# Short problem
Go through the entries below and pick out every line with "type".

# The data
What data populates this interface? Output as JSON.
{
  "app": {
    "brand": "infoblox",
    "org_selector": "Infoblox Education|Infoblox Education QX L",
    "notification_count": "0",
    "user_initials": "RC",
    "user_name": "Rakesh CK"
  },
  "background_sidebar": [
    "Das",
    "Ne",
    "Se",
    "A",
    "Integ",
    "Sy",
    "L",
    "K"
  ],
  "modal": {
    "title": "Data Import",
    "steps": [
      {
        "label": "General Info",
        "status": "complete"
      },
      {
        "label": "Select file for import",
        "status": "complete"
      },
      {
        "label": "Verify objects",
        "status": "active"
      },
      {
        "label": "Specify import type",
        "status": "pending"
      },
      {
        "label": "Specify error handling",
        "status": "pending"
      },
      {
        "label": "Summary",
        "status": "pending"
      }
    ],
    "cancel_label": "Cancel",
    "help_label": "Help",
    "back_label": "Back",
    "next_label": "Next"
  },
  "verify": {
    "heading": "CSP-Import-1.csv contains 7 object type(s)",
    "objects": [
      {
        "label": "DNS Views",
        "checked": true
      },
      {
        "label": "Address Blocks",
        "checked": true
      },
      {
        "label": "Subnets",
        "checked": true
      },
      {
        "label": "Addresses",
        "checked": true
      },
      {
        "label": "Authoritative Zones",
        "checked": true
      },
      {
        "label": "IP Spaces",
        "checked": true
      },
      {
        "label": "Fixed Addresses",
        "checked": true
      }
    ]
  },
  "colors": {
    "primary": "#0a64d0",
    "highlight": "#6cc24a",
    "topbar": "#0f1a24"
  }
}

# Solution for this problem
        "label": "Specify import type",
    "heading": "CSP-Import-1.csv contains 7 object type(s)",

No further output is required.